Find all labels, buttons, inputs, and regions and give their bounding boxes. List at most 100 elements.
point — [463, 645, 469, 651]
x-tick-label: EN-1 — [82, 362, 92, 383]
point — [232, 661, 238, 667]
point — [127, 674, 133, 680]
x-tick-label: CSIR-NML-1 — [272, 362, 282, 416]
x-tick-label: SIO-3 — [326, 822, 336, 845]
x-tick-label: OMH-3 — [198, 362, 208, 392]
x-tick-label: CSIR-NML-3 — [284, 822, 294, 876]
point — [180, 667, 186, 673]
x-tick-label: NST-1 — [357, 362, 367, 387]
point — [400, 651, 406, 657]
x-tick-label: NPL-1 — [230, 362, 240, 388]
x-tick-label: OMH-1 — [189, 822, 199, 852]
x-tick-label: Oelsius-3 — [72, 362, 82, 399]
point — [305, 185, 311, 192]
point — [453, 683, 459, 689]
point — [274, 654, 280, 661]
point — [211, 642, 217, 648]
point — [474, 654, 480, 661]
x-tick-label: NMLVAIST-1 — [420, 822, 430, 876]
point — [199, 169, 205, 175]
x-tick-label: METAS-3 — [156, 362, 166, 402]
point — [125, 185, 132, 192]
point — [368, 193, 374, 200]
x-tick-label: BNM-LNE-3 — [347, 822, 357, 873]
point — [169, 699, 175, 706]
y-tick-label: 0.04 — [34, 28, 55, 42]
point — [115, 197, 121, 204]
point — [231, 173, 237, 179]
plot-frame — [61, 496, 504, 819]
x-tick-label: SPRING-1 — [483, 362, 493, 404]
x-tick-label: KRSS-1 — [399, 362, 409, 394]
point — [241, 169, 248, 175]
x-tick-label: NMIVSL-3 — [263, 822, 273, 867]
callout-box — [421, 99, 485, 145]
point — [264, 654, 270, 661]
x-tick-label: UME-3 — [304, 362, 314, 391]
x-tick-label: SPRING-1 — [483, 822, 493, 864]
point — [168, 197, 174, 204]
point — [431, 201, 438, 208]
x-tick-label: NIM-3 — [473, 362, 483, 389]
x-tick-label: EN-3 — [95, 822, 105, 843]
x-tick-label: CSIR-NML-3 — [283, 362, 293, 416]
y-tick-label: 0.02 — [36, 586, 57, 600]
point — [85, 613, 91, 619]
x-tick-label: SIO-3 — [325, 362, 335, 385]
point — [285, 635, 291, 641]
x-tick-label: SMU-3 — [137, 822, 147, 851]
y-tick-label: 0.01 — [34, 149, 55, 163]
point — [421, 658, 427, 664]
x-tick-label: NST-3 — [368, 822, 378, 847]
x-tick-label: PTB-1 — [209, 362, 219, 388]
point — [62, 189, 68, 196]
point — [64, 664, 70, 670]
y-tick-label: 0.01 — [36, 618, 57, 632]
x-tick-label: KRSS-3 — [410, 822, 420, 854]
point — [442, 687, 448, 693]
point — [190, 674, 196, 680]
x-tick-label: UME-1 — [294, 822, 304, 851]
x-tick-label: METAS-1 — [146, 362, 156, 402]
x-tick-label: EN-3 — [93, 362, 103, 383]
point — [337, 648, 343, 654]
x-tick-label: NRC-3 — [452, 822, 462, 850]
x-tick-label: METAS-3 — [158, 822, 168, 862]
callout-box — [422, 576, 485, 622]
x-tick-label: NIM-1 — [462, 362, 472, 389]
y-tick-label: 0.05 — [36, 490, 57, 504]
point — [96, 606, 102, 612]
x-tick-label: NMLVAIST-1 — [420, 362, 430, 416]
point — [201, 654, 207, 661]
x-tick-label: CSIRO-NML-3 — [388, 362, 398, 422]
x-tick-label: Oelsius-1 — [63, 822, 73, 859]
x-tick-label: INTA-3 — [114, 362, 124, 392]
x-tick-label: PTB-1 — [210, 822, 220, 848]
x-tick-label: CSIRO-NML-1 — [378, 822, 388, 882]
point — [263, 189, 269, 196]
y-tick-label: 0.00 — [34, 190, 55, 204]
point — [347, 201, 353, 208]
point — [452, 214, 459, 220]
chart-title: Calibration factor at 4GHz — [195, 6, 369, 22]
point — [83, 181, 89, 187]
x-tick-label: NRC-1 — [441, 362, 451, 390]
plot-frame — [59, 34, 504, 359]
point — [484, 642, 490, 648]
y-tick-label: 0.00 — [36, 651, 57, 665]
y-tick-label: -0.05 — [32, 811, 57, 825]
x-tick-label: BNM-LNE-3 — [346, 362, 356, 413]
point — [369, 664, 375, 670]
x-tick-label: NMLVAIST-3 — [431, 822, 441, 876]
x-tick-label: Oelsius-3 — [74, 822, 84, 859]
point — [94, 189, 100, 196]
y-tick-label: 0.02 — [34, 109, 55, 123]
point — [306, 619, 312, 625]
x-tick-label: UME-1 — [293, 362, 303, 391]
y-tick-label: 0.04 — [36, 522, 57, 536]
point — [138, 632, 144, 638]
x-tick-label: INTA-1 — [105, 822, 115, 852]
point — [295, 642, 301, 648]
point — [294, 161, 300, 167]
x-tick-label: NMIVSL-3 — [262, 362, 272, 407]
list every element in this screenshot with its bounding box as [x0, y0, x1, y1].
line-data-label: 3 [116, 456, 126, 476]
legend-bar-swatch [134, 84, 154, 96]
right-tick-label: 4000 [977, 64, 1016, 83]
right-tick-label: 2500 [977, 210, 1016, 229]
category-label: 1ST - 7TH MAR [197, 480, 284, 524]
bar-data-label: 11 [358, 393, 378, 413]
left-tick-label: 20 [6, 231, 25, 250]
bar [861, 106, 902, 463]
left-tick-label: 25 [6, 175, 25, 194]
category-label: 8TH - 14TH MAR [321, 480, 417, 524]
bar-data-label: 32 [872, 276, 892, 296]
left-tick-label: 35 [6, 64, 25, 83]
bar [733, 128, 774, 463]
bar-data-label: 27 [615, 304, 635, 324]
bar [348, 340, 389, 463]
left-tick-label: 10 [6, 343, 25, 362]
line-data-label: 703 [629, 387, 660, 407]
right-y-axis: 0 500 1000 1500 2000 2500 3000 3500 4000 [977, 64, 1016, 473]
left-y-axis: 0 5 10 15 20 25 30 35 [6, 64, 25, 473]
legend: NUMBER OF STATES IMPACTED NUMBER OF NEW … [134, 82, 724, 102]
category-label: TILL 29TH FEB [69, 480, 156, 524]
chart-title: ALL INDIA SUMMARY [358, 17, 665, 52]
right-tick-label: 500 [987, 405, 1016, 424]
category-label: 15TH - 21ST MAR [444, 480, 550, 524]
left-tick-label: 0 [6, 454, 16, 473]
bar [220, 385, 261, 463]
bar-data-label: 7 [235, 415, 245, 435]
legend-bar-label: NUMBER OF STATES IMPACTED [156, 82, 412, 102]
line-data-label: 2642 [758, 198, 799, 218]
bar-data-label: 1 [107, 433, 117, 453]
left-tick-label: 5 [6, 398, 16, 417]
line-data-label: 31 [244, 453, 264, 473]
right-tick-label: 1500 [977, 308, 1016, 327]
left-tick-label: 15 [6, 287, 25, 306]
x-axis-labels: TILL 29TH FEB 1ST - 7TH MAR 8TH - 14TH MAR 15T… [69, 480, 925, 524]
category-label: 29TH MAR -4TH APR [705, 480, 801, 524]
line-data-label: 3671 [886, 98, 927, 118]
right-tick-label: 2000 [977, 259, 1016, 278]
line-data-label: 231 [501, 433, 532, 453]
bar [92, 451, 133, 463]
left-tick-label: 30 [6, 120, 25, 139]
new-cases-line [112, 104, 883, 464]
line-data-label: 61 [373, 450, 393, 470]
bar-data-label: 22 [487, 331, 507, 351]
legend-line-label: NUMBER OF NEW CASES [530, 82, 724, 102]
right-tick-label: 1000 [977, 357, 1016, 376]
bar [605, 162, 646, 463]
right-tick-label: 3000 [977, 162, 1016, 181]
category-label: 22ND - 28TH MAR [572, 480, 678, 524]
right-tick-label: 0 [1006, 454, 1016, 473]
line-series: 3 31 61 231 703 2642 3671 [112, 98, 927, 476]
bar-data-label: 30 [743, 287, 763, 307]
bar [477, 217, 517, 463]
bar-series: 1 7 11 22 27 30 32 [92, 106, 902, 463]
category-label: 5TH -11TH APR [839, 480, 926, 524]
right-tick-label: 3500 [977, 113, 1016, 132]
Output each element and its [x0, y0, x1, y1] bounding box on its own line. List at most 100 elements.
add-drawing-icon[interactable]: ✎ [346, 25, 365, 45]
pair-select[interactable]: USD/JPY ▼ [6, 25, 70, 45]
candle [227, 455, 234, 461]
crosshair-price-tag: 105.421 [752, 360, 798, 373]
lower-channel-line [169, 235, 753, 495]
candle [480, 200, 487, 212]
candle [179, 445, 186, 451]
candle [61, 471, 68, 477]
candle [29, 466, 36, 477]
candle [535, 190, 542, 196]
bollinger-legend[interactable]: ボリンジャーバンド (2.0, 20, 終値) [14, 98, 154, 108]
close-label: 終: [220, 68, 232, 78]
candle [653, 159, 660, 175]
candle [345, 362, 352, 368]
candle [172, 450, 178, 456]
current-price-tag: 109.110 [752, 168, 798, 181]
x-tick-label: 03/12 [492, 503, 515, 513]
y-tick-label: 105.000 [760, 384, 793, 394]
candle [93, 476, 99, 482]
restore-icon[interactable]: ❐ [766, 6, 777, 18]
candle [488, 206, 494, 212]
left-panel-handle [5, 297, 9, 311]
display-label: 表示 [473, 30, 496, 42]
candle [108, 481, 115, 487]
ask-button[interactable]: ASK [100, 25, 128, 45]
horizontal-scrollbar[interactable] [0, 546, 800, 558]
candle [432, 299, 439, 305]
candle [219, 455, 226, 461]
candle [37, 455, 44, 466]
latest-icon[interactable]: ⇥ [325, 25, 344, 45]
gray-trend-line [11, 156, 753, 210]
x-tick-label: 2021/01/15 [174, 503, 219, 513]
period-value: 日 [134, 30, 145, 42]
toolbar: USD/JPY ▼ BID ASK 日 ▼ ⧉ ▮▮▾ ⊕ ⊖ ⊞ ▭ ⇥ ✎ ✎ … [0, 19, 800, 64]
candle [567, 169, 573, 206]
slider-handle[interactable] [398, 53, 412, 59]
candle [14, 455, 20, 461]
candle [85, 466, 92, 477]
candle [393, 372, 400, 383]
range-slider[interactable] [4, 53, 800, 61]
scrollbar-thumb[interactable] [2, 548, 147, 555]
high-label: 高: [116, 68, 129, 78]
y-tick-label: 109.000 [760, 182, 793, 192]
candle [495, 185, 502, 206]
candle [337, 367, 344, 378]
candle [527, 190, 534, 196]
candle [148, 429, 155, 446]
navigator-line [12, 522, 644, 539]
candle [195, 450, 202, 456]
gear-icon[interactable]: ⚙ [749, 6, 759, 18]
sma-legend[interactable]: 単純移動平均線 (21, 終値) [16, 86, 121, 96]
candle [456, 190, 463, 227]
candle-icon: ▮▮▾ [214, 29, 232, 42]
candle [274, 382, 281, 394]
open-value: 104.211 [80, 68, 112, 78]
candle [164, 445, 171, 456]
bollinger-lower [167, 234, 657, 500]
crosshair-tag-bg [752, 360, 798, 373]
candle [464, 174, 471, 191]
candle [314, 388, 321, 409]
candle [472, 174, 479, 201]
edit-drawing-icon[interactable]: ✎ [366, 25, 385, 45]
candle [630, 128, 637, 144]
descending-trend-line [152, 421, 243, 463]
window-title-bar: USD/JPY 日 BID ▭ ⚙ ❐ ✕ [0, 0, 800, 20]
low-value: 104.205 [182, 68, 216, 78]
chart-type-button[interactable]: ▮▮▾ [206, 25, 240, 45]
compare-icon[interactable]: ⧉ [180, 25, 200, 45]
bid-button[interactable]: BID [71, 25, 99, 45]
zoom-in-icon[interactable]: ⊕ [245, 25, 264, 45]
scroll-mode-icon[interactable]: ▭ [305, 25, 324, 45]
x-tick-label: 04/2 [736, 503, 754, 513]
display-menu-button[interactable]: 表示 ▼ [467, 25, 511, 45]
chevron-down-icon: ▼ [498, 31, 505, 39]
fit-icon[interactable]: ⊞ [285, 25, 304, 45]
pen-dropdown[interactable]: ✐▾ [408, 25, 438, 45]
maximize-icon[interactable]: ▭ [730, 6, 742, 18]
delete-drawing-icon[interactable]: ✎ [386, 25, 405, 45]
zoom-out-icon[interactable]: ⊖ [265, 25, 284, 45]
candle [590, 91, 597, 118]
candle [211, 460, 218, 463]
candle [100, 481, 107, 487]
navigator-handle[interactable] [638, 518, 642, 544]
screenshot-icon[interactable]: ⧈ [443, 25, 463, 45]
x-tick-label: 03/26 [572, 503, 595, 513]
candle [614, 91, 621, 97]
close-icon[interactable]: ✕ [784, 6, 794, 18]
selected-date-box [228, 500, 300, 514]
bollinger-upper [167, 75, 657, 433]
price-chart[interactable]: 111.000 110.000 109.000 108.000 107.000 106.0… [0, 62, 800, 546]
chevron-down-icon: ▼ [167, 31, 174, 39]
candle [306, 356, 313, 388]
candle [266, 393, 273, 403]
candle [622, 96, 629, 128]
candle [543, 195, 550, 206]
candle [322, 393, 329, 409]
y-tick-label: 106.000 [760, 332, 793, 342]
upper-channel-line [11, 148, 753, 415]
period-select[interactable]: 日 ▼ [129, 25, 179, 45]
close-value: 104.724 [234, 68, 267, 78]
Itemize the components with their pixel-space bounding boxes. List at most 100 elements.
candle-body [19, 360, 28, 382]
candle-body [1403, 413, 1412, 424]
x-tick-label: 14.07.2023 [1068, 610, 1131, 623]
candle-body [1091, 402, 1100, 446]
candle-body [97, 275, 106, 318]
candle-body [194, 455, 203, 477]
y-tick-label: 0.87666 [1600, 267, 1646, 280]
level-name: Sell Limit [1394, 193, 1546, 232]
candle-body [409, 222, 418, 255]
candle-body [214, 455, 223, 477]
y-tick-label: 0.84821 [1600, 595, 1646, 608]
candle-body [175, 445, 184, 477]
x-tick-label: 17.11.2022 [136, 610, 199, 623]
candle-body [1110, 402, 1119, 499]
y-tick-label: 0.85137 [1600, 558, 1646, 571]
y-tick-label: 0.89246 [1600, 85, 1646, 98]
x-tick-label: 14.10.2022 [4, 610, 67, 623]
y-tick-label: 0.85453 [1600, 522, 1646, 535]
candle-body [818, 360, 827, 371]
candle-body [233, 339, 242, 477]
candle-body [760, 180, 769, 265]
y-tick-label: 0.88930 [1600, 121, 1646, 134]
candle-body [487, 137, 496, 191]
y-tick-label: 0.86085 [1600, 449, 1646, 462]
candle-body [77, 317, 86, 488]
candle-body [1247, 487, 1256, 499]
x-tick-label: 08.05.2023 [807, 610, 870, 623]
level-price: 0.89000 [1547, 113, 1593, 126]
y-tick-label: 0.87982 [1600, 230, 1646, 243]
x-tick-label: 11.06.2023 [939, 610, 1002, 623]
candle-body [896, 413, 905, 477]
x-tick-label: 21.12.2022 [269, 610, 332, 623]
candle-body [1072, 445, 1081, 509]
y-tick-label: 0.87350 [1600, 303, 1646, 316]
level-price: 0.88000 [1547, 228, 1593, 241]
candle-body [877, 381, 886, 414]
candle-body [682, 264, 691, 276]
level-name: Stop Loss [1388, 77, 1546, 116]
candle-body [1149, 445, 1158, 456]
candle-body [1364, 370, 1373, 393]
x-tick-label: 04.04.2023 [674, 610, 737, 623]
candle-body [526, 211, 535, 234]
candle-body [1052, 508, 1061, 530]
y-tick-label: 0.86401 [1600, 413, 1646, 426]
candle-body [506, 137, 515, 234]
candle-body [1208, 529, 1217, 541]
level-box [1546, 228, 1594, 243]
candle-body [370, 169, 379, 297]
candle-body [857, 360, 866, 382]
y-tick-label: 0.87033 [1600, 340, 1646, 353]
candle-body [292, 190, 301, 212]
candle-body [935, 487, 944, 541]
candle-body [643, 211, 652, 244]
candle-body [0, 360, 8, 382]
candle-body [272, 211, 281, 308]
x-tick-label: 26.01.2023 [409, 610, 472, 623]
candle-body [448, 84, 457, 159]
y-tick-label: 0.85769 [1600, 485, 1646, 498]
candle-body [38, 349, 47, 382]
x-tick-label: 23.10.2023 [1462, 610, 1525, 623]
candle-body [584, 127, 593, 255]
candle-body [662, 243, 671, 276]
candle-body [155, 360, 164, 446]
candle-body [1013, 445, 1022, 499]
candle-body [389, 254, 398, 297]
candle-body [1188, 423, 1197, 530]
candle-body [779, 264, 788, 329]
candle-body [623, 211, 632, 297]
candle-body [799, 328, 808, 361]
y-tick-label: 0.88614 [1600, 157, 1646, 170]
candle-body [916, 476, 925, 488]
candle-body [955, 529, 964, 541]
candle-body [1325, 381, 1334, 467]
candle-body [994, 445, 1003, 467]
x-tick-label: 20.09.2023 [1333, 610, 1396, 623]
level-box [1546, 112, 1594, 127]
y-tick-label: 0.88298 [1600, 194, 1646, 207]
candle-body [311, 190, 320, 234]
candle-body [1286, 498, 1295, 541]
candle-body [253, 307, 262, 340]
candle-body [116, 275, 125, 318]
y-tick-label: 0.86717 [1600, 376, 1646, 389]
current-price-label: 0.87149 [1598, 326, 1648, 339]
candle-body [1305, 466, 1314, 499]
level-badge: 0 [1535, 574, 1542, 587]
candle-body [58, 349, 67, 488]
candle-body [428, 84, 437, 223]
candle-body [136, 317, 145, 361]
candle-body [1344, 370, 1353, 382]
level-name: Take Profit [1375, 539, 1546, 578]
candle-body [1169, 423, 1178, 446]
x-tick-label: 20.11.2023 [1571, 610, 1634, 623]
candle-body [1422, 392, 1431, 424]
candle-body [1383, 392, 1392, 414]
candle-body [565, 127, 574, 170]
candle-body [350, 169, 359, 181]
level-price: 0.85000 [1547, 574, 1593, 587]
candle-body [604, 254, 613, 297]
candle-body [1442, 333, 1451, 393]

^^^^^^^^

Given exercise →
List each line of the data above that contains the string "CSIRO".

Solution to the exercise →
x-tick-label: CSIRO-NML-3 — [388, 362, 398, 422]
x-tick-label: CSIRO-NML-1 — [378, 822, 388, 882]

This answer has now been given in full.